%%
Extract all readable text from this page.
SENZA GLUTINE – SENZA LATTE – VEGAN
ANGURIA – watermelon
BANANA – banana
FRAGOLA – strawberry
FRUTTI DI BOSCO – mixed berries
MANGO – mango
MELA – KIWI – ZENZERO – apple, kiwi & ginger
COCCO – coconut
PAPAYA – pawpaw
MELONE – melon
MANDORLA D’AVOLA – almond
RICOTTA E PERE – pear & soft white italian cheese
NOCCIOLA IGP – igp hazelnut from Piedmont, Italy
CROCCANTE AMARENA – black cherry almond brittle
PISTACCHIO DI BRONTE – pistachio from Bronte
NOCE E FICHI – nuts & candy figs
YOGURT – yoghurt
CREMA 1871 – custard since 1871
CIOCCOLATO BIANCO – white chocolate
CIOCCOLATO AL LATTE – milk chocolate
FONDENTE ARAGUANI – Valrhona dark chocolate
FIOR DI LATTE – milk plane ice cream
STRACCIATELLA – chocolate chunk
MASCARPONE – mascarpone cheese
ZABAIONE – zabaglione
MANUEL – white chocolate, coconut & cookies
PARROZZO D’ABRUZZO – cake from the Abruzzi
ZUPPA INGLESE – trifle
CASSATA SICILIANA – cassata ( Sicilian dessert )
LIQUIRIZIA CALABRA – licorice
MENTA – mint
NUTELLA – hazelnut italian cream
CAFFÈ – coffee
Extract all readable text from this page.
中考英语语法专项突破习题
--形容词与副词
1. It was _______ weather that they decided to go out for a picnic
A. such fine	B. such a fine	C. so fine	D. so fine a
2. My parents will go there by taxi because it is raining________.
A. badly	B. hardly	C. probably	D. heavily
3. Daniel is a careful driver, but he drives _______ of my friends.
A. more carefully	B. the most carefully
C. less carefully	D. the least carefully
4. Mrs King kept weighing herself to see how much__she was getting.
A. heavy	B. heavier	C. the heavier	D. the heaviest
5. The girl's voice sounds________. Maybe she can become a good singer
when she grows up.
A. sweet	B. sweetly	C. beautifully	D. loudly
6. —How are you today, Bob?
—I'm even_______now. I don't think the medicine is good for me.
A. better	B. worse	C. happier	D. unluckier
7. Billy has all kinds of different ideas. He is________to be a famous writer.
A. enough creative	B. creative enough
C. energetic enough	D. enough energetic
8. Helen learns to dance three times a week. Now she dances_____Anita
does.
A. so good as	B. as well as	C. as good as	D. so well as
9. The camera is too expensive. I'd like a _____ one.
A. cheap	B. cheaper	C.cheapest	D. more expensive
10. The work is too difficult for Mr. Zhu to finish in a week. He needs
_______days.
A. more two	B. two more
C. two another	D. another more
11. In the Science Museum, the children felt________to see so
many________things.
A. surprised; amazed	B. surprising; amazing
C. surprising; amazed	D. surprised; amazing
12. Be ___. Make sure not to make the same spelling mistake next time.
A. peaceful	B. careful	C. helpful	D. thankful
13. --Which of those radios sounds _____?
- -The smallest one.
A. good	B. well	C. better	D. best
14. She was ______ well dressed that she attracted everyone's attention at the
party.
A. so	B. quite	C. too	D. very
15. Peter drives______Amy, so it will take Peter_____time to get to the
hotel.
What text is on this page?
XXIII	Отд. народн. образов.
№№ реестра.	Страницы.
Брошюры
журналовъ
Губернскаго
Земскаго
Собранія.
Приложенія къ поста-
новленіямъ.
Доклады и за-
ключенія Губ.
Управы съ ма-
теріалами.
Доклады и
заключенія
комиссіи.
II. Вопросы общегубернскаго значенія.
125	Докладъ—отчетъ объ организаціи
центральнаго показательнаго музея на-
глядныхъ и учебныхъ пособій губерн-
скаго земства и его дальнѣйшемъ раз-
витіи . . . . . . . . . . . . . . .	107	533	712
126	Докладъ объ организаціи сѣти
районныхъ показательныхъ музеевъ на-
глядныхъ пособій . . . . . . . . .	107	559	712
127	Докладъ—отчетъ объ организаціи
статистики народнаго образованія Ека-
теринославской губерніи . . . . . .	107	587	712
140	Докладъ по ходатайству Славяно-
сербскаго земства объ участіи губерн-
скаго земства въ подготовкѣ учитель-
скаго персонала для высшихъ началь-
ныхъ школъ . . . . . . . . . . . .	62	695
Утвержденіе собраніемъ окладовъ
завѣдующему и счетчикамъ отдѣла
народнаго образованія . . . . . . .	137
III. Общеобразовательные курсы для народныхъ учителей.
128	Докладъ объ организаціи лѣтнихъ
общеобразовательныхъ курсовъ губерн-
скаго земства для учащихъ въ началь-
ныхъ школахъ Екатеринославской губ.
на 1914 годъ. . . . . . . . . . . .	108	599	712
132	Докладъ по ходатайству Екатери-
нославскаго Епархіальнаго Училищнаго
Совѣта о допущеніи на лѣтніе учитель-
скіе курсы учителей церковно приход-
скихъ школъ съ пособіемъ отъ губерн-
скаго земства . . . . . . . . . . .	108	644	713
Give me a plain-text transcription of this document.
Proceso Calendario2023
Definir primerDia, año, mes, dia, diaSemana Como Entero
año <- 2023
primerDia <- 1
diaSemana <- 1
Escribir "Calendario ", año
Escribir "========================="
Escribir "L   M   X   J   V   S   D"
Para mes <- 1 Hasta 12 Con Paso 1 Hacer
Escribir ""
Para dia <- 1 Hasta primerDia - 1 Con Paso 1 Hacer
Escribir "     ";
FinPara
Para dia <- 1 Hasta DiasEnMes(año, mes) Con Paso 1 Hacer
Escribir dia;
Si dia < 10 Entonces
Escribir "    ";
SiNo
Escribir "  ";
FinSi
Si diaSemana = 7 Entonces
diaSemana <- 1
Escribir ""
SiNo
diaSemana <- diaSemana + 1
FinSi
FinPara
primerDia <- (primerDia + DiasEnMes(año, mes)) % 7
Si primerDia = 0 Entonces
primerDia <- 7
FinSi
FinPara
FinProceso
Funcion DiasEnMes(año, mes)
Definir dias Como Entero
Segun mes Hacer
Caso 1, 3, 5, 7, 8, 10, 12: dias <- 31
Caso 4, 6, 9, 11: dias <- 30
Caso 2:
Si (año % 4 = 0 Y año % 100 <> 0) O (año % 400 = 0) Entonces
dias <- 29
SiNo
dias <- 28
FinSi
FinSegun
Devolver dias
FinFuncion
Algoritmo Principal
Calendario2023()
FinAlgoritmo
%%
*To do*
Send back all of the entries exactly, with nothing missing.

*Written solution*
Extract all readable text from this page.
SENZA GLUTINE – SENZA LATTE – VEGAN
ANGURIA – watermelon
BANANA – banana
FRAGOLA – strawberry
FRUTTI DI BOSCO – mixed berries
MANGO – mango
MELA – KIWI – ZENZERO – apple, kiwi & ginger
COCCO – coconut
PAPAYA – pawpaw
MELONE – melon
MANDORLA D’AVOLA – almond
RICOTTA E PERE – pear & soft white italian cheese
NOCCIOLA IGP – igp hazelnut from Piedmont, Italy
CROCCANTE AMARENA – black cherry almond brittle
PISTACCHIO DI BRONTE – pistachio from Bronte
NOCE E FICHI – nuts & candy figs
YOGURT – yoghurt
CREMA 1871 – custard since 1871
CIOCCOLATO BIANCO – white chocolate
CIOCCOLATO AL LATTE – milk chocolate
FONDENTE ARAGUANI – Valrhona dark chocolate
FIOR DI LATTE – milk plane ice cream
STRACCIATELLA – chocolate chunk
MASCARPONE – mascarpone cheese
ZABAIONE – zabaglione
MANUEL – white chocolate, coconut & cookies
PARROZZO D’ABRUZZO – cake from the Abruzzi
ZUPPA INGLESE – trifle
CASSATA SICILIANA – cassata ( Sicilian dessert )
LIQUIRIZIA CALABRA – licorice
MENTA – mint
NUTELLA – hazelnut italian cream
CAFFÈ – coffee
Extract all readable text from this page.
中考英语语法专项突破习题
--形容词与副词
1. It was _______ weather that they decided to go out for a picnic
A. such fine	B. such a fine	C. so fine	D. so fine a
2. My parents will go there by taxi because it is raining________.
A. badly	B. hardly	C. probably	D. heavily
3. Daniel is a careful driver, but he drives _______ of my friends.
A. more carefully	B. the most carefully
C. less carefully	D. the least carefully
4. Mrs King kept weighing herself to see how much__she was getting.
A. heavy	B. heavier	C. the heavier	D. the heaviest
5. The girl's voice sounds________. Maybe she can become a good singer
when she grows up.
A. sweet	B. sweetly	C. beautifully	D. loudly
6. —How are you today, Bob?
—I'm even_______now. I don't think the medicine is good for me.
A. better	B. worse	C. happier	D. unluckier
7. Billy has all kinds of different ideas. He is________to be a famous writer.
A. enough creative	B. creative enough
C. energetic enough	D. enough energetic
8. Helen learns to dance three times a week. Now she dances_____Anita
does.
A. so good as	B. as well as	C. as good as	D. so well as
9. The camera is too expensive. I'd like a _____ one.
A. cheap	B. cheaper	C.cheapest	D. more expensive
10. The work is too difficult for Mr. Zhu to finish in a week. He needs
_______days.
A. more two	B. two more
C. two another	D. another more
11. In the Science Museum, the children felt________to see so
many________things.
A. surprised; amazed	B. surprising; amazing
C. surprising; amazed	D. surprised; amazing
12. Be ___. Make sure not to make the same spelling mistake next time.
A. peaceful	B. careful	C. helpful	D. thankful
13. --Which of those radios sounds _____?
- -The smallest one.
A. good	B. well	C. better	D. best
14. She was ______ well dressed that she attracted everyone's attention at the
party.
A. so	B. quite	C. too	D. very
15. Peter drives______Amy, so it will take Peter_____time to get to the
hotel.
What text is on this page?
XXIII	Отд. народн. образов.
№№ реестра.	Страницы.
Брошюры
журналовъ
Губернскаго
Земскаго
Собранія.
Приложенія къ поста-
новленіямъ.
Доклады и за-
ключенія Губ.
Управы съ ма-
теріалами.
Доклады и
заключенія
комиссіи.
II. Вопросы общегубернскаго значенія.
125	Докладъ—отчетъ объ организаціи
центральнаго показательнаго музея на-
глядныхъ и учебныхъ пособій губерн-
скаго земства и его дальнѣйшемъ раз-
витіи . . . . . . . . . . . . . . .	107	533	712
126	Докладъ объ организаціи сѣти
районныхъ показательныхъ музеевъ на-
глядныхъ пособій . . . . . . . . .	107	559	712
127	Докладъ—отчетъ объ организаціи
статистики народнаго образованія Ека-
теринославской губерніи . . . . . .	107	587	712
140	Докладъ по ходатайству Славяно-
сербскаго земства объ участіи губерн-
скаго земства въ подготовкѣ учитель-
скаго персонала для высшихъ началь-
ныхъ школъ . . . . . . . . . . . .	62	695
Утвержденіе собраніемъ окладовъ
завѣдующему и счетчикамъ отдѣла
народнаго образованія . . . . . . .	137
III. Общеобразовательные курсы для народныхъ учителей.
128	Докладъ объ организаціи лѣтнихъ
общеобразовательныхъ курсовъ губерн-
скаго земства для учащихъ въ началь-
ныхъ школахъ Екатеринославской губ.
на 1914 годъ. . . . . . . . . . . .	108	599	712
132	Докладъ по ходатайству Екатери-
нославскаго Епархіальнаго Училищнаго
Совѣта о допущеніи на лѣтніе учитель-
скіе курсы учителей церковно приход-
скихъ школъ съ пособіемъ отъ губерн-
скаго земства . . . . . . . . . . .	108	644	713
Give me a plain-text transcription of this document.
Proceso Calendario2023
Definir primerDia, año, mes, dia, diaSemana Como Entero
año <- 2023
primerDia <- 1
diaSemana <- 1
Escribir "Calendario ", año
Escribir "========================="
Escribir "L   M   X   J   V   S   D"
Para mes <- 1 Hasta 12 Con Paso 1 Hacer
Escribir ""
Para dia <- 1 Hasta primerDia - 1 Con Paso 1 Hacer
Escribir "     ";
FinPara
Para dia <- 1 Hasta DiasEnMes(año, mes) Con Paso 1 Hacer
Escribir dia;
Si dia < 10 Entonces
Escribir "    ";
SiNo
Escribir "  ";
FinSi
Si diaSemana = 7 Entonces
diaSemana <- 1
Escribir ""
SiNo
diaSemana <- diaSemana + 1
FinSi
FinPara
primerDia <- (primerDia + DiasEnMes(año, mes)) % 7
Si primerDia = 0 Entonces
primerDia <- 7
FinSi
FinPara
FinProceso
Funcion DiasEnMes(año, mes)
Definir dias Como Entero
Segun mes Hacer
Caso 1, 3, 5, 7, 8, 10, 12: dias <- 31
Caso 4, 6, 9, 11: dias <- 30
Caso 2:
Si (año % 4 = 0 Y año % 100 <> 0) O (año % 400 = 0) Entonces
dias <- 29
SiNo
dias <- 28
FinSi
FinSegun
Devolver dias
FinFuncion
Algoritmo Principal
Calendario2023()
FinAlgoritmo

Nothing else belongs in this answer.